Work required
Every record that follows must be duplicated exactly, with images left out.

** START Records **

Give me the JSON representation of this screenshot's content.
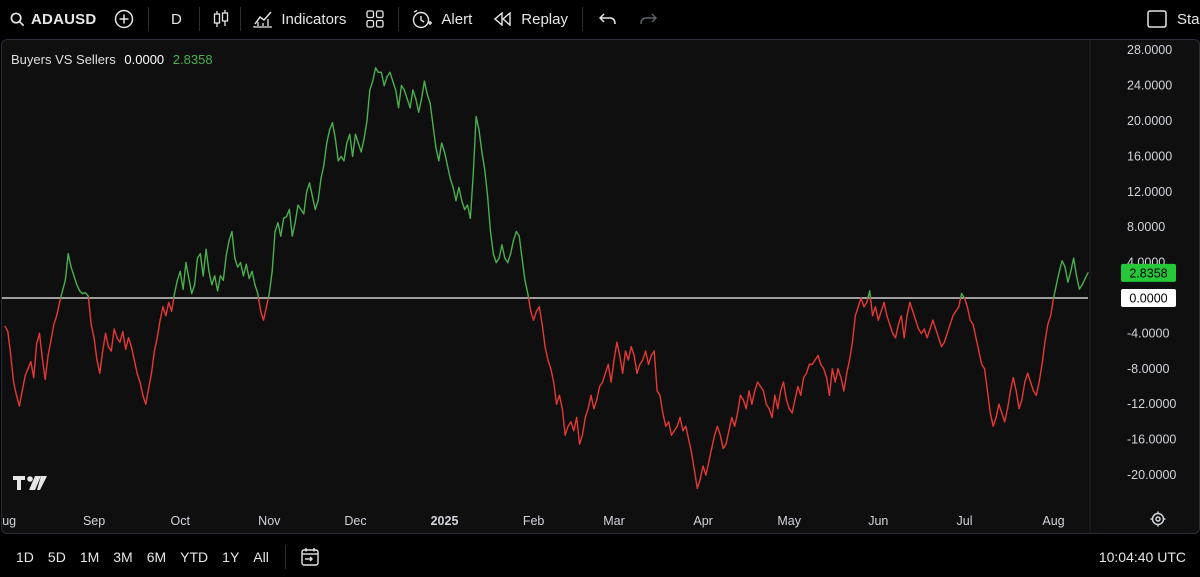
{
  "toolbar": {
    "symbol": "ADAUSD",
    "interval": "D",
    "indicators_label": "Indicators",
    "alert_label": "Alert",
    "replay_label": "Replay",
    "right_label": "Sta"
  },
  "legend": {
    "name": "Buyers VS Sellers",
    "value_white": "0.0000",
    "value_green": "2.8358"
  },
  "price_labels": {
    "current": "2.8358",
    "zero": "0.0000"
  },
  "colors": {
    "positive": "#4caf50",
    "negative": "#e53935",
    "zero_line": "#cfcfcf",
    "current_badge": "#26c83a"
  },
  "bottombar": {
    "ranges": [
      "1D",
      "5D",
      "1M",
      "3M",
      "6M",
      "YTD",
      "1Y",
      "All"
    ],
    "clock": "10:04:40 UTC"
  },
  "chart_data": {
    "type": "line",
    "y_ticks": [
      "28.0000",
      "24.0000",
      "20.0000",
      "16.0000",
      "12.0000",
      "8.0000",
      "4.0000",
      "0.0000",
      "-4.0000",
      "-8.0000",
      "-12.0000",
      "-16.0000",
      "-20.0000"
    ],
    "y_tick_values": [
      28,
      24,
      20,
      16,
      12,
      8,
      4,
      0,
      -4,
      -8,
      -12,
      -16,
      -20
    ],
    "x_ticks": [
      "Aug",
      "Sep",
      "Oct",
      "Nov",
      "Dec",
      "2025",
      "Feb",
      "Mar",
      "Apr",
      "May",
      "Jun",
      "Jul",
      "Aug"
    ],
    "x_tick_bold": [
      false,
      false,
      false,
      false,
      false,
      true,
      false,
      false,
      false,
      false,
      false,
      false,
      false
    ],
    "x_tick_index": [
      0,
      31,
      61,
      92,
      122,
      153,
      184,
      212,
      243,
      273,
      304,
      334,
      365
    ],
    "ylim": [
      -24,
      30
    ],
    "series": [
      {
        "values": [
          -3.2,
          -3.8,
          -6.5,
          -9.5,
          -11.0,
          -12.2,
          -10.5,
          -8.8,
          -8.0,
          -7.2,
          -9.0,
          -5.2,
          -4.0,
          -6.8,
          -9.2,
          -6.5,
          -4.8,
          -3.0,
          -2.0,
          -0.5,
          0.8,
          2.0,
          5.0,
          3.5,
          2.5,
          1.5,
          0.8,
          0.5,
          0.6,
          0.2,
          -3.0,
          -4.5,
          -7.0,
          -8.5,
          -6.0,
          -4.0,
          -5.5,
          -6.0,
          -3.5,
          -4.5,
          -5.0,
          -3.8,
          -5.8,
          -4.5,
          -5.5,
          -7.0,
          -8.5,
          -9.5,
          -11.0,
          -12.0,
          -10.2,
          -8.5,
          -6.0,
          -4.5,
          -2.5,
          -1.0,
          -2.0,
          -0.5,
          -1.5,
          0.5,
          2.0,
          3.0,
          1.0,
          4.0,
          2.2,
          0.5,
          1.5,
          4.5,
          5.0,
          2.5,
          5.5,
          3.0,
          1.5,
          2.5,
          0.8,
          2.5,
          2.0,
          4.8,
          6.5,
          7.5,
          4.5,
          3.5,
          4.0,
          2.5,
          3.8,
          2.2,
          3.0,
          1.5,
          0.5,
          -1.5,
          -2.5,
          -1.0,
          0.5,
          3.0,
          7.5,
          8.5,
          7.0,
          9.0,
          9.2,
          10.0,
          7.0,
          8.5,
          10.5,
          10.0,
          9.5,
          12.0,
          13.0,
          11.5,
          10.0,
          11.0,
          13.5,
          15.0,
          17.5,
          19.0,
          19.8,
          18.0,
          15.5,
          16.0,
          15.5,
          17.5,
          18.5,
          16.0,
          18.5,
          17.5,
          16.5,
          18.0,
          20.0,
          23.5,
          24.5,
          26.0,
          25.5,
          25.5,
          24.0,
          25.0,
          25.5,
          24.5,
          23.5,
          21.5,
          24.0,
          23.5,
          22.5,
          21.5,
          23.5,
          22.5,
          21.0,
          22.5,
          24.5,
          23.0,
          22.0,
          19.5,
          17.0,
          15.5,
          17.5,
          16.5,
          15.0,
          13.5,
          12.5,
          11.0,
          12.5,
          11.0,
          10.0,
          10.5,
          9.0,
          14.0,
          20.5,
          19.0,
          16.5,
          14.5,
          11.5,
          7.5,
          5.0,
          4.0,
          4.5,
          6.0,
          4.5,
          4.0,
          5.0,
          6.5,
          7.5,
          7.0,
          4.5,
          2.0,
          0.5,
          -1.5,
          -2.5,
          -1.5,
          -1.0,
          -3.0,
          -5.5,
          -7.0,
          -8.0,
          -9.5,
          -12.0,
          -11.0,
          -12.5,
          -15.5,
          -14.5,
          -14.0,
          -15.0,
          -13.5,
          -16.5,
          -15.5,
          -13.5,
          -12.5,
          -11.0,
          -12.5,
          -11.5,
          -10.0,
          -9.5,
          -8.5,
          -7.5,
          -9.5,
          -7.0,
          -5.0,
          -6.5,
          -8.5,
          -6.0,
          -7.0,
          -5.5,
          -6.5,
          -8.5,
          -7.5,
          -7.0,
          -6.0,
          -7.5,
          -6.5,
          -6.0,
          -10.5,
          -11.0,
          -13.0,
          -14.5,
          -14.0,
          -15.5,
          -15.0,
          -14.5,
          -13.5,
          -15.0,
          -14.5,
          -16.0,
          -17.5,
          -19.5,
          -21.5,
          -20.5,
          -19.0,
          -20.0,
          -18.5,
          -17.0,
          -15.5,
          -14.5,
          -15.5,
          -17.0,
          -16.5,
          -15.0,
          -13.5,
          -14.5,
          -13.0,
          -11.0,
          -11.5,
          -12.5,
          -10.5,
          -12.0,
          -10.5,
          -9.5,
          -10.0,
          -10.5,
          -12.0,
          -12.5,
          -13.5,
          -11.0,
          -12.5,
          -10.5,
          -9.5,
          -11.5,
          -12.5,
          -13.0,
          -11.5,
          -10.0,
          -11.0,
          -9.0,
          -8.5,
          -7.5,
          -7.5,
          -7.0,
          -6.5,
          -7.5,
          -8.0,
          -9.0,
          -11.0,
          -8.0,
          -9.5,
          -8.0,
          -9.0,
          -10.5,
          -8.5,
          -7.0,
          -5.0,
          -2.0,
          -1.0,
          0.0,
          -1.0,
          -0.5,
          0.8,
          -2.0,
          -1.0,
          -2.5,
          -1.5,
          -0.5,
          -2.0,
          -3.0,
          -4.0,
          -4.5,
          -3.0,
          -2.0,
          -4.5,
          -2.0,
          -0.5,
          -1.5,
          -2.5,
          -3.5,
          -4.0,
          -3.5,
          -4.5,
          -3.5,
          -2.5,
          -3.5,
          -4.5,
          -5.5,
          -5.0,
          -4.0,
          -3.0,
          -2.0,
          -1.5,
          -1.0,
          0.5,
          0.0,
          -1.0,
          -2.5,
          -3.0,
          -4.5,
          -6.0,
          -7.5,
          -8.0,
          -10.5,
          -13.0,
          -14.5,
          -13.5,
          -12.0,
          -13.0,
          -14.0,
          -12.5,
          -10.5,
          -9.0,
          -10.5,
          -12.5,
          -11.5,
          -9.5,
          -8.5,
          -9.5,
          -10.5,
          -11.0,
          -9.5,
          -7.5,
          -5.0,
          -3.0,
          -2.0,
          0.0,
          1.5,
          3.0,
          4.2,
          3.5,
          1.8,
          3.0,
          4.5,
          2.5,
          1.0,
          1.5,
          2.2,
          2.8358
        ]
      }
    ]
  }
}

** END Records **

Result for this task
Give me the JSON representation of this screenshot's content.
{
  "toolbar": {
    "symbol": "ADAUSD",
    "interval": "D",
    "indicators_label": "Indicators",
    "alert_label": "Alert",
    "replay_label": "Replay",
    "right_label": "Sta"
  },
  "legend": {
    "name": "Buyers VS Sellers",
    "value_white": "0.0000",
    "value_green": "2.8358"
  },
  "price_labels": {
    "current": "2.8358",
    "zero": "0.0000"
  },
  "colors": {
    "positive": "#4caf50",
    "negative": "#e53935",
    "zero_line": "#cfcfcf",
    "current_badge": "#26c83a"
  },
  "bottombar": {
    "ranges": [
      "1D",
      "5D",
      "1M",
      "3M",
      "6M",
      "YTD",
      "1Y",
      "All"
    ],
    "clock": "10:04:40 UTC"
  },
  "chart_data": {
    "type": "line",
    "y_ticks": [
      "28.0000",
      "24.0000",
      "20.0000",
      "16.0000",
      "12.0000",
      "8.0000",
      "4.0000",
      "0.0000",
      "-4.0000",
      "-8.0000",
      "-12.0000",
      "-16.0000",
      "-20.0000"
    ],
    "y_tick_values": [
      28,
      24,
      20,
      16,
      12,
      8,
      4,
      0,
      -4,
      -8,
      -12,
      -16,
      -20
    ],
    "x_ticks": [
      "Aug",
      "Sep",
      "Oct",
      "Nov",
      "Dec",
      "2025",
      "Feb",
      "Mar",
      "Apr",
      "May",
      "Jun",
      "Jul",
      "Aug"
    ],
    "x_tick_bold": [
      false,
      false,
      false,
      false,
      false,
      true,
      false,
      false,
      false,
      false,
      false,
      false,
      false
    ],
    "x_tick_index": [
      0,
      31,
      61,
      92,
      122,
      153,
      184,
      212,
      243,
      273,
      304,
      334,
      365
    ],
    "ylim": [
      -24,
      30
    ],
    "series": [
      {
        "values": [
          -3.2,
          -3.8,
          -6.5,
          -9.5,
          -11.0,
          -12.2,
          -10.5,
          -8.8,
          -8.0,
          -7.2,
          -9.0,
          -5.2,
          -4.0,
          -6.8,
          -9.2,
          -6.5,
          -4.8,
          -3.0,
          -2.0,
          -0.5,
          0.8,
          2.0,
          5.0,
          3.5,
          2.5,
          1.5,
          0.8,
          0.5,
          0.6,
          0.2,
          -3.0,
          -4.5,
          -7.0,
          -8.5,
          -6.0,
          -4.0,
          -5.5,
          -6.0,
          -3.5,
          -4.5,
          -5.0,
          -3.8,
          -5.8,
          -4.5,
          -5.5,
          -7.0,
          -8.5,
          -9.5,
          -11.0,
          -12.0,
          -10.2,
          -8.5,
          -6.0,
          -4.5,
          -2.5,
          -1.0,
          -2.0,
          -0.5,
          -1.5,
          0.5,
          2.0,
          3.0,
          1.0,
          4.0,
          2.2,
          0.5,
          1.5,
          4.5,
          5.0,
          2.5,
          5.5,
          3.0,
          1.5,
          2.5,
          0.8,
          2.5,
          2.0,
          4.8,
          6.5,
          7.5,
          4.5,
          3.5,
          4.0,
          2.5,
          3.8,
          2.2,
          3.0,
          1.5,
          0.5,
          -1.5,
          -2.5,
          -1.0,
          0.5,
          3.0,
          7.5,
          8.5,
          7.0,
          9.0,
          9.2,
          10.0,
          7.0,
          8.5,
          10.5,
          10.0,
          9.5,
          12.0,
          13.0,
          11.5,
          10.0,
          11.0,
          13.5,
          15.0,
          17.5,
          19.0,
          19.8,
          18.0,
          15.5,
          16.0,
          15.5,
          17.5,
          18.5,
          16.0,
          18.5,
          17.5,
          16.5,
          18.0,
          20.0,
          23.5,
          24.5,
          26.0,
          25.5,
          25.5,
          24.0,
          25.0,
          25.5,
          24.5,
          23.5,
          21.5,
          24.0,
          23.5,
          22.5,
          21.5,
          23.5,
          22.5,
          21.0,
          22.5,
          24.5,
          23.0,
          22.0,
          19.5,
          17.0,
          15.5,
          17.5,
          16.5,
          15.0,
          13.5,
          12.5,
          11.0,
          12.5,
          11.0,
          10.0,
          10.5,
          9.0,
          14.0,
          20.5,
          19.0,
          16.5,
          14.5,
          11.5,
          7.5,
          5.0,
          4.0,
          4.5,
          6.0,
          4.5,
          4.0,
          5.0,
          6.5,
          7.5,
          7.0,
          4.5,
          2.0,
          0.5,
          -1.5,
          -2.5,
          -1.5,
          -1.0,
          -3.0,
          -5.5,
          -7.0,
          -8.0,
          -9.5,
          -12.0,
          -11.0,
          -12.5,
          -15.5,
          -14.5,
          -14.0,
          -15.0,
          -13.5,
          -16.5,
          -15.5,
          -13.5,
          -12.5,
          -11.0,
          -12.5,
          -11.5,
          -10.0,
          -9.5,
          -8.5,
          -7.5,
          -9.5,
          -7.0,
          -5.0,
          -6.5,
          -8.5,
          -6.0,
          -7.0,
          -5.5,
          -6.5,
          -8.5,
          -7.5,
          -7.0,
          -6.0,
          -7.5,
          -6.5,
          -6.0,
          -10.5,
          -11.0,
          -13.0,
          -14.5,
          -14.0,
          -15.5,
          -15.0,
          -14.5,
          -13.5,
          -15.0,
          -14.5,
          -16.0,
          -17.5,
          -19.5,
          -21.5,
          -20.5,
          -19.0,
          -20.0,
          -18.5,
          -17.0,
          -15.5,
          -14.5,
          -15.5,
          -17.0,
          -16.5,
          -15.0,
          -13.5,
          -14.5,
          -13.0,
          -11.0,
          -11.5,
          -12.5,
          -10.5,
          -12.0,
          -10.5,
          -9.5,
          -10.0,
          -10.5,
          -12.0,
          -12.5,
          -13.5,
          -11.0,
          -12.5,
          -10.5,
          -9.5,
          -11.5,
          -12.5,
          -13.0,
          -11.5,
          -10.0,
          -11.0,
          -9.0,
          -8.5,
          -7.5,
          -7.5,
          -7.0,
          -6.5,
          -7.5,
          -8.0,
          -9.0,
          -11.0,
          -8.0,
          -9.5,
          -8.0,
          -9.0,
          -10.5,
          -8.5,
          -7.0,
          -5.0,
          -2.0,
          -1.0,
          0.0,
          -1.0,
          -0.5,
          0.8,
          -2.0,
          -1.0,
          -2.5,
          -1.5,
          -0.5,
          -2.0,
          -3.0,
          -4.0,
          -4.5,
          -3.0,
          -2.0,
          -4.5,
          -2.0,
          -0.5,
          -1.5,
          -2.5,
          -3.5,
          -4.0,
          -3.5,
          -4.5,
          -3.5,
          -2.5,
          -3.5,
          -4.5,
          -5.5,
          -5.0,
          -4.0,
          -3.0,
          -2.0,
          -1.5,
          -1.0,
          0.5,
          0.0,
          -1.0,
          -2.5,
          -3.0,
          -4.5,
          -6.0,
          -7.5,
          -8.0,
          -10.5,
          -13.0,
          -14.5,
          -13.5,
          -12.0,
          -13.0,
          -14.0,
          -12.5,
          -10.5,
          -9.0,
          -10.5,
          -12.5,
          -11.5,
          -9.5,
          -8.5,
          -9.5,
          -10.5,
          -11.0,
          -9.5,
          -7.5,
          -5.0,
          -3.0,
          -2.0,
          0.0,
          1.5,
          3.0,
          4.2,
          3.5,
          1.8,
          3.0,
          4.5,
          2.5,
          1.0,
          1.5,
          2.2,
          2.8358
        ]
      }
    ]
  }
}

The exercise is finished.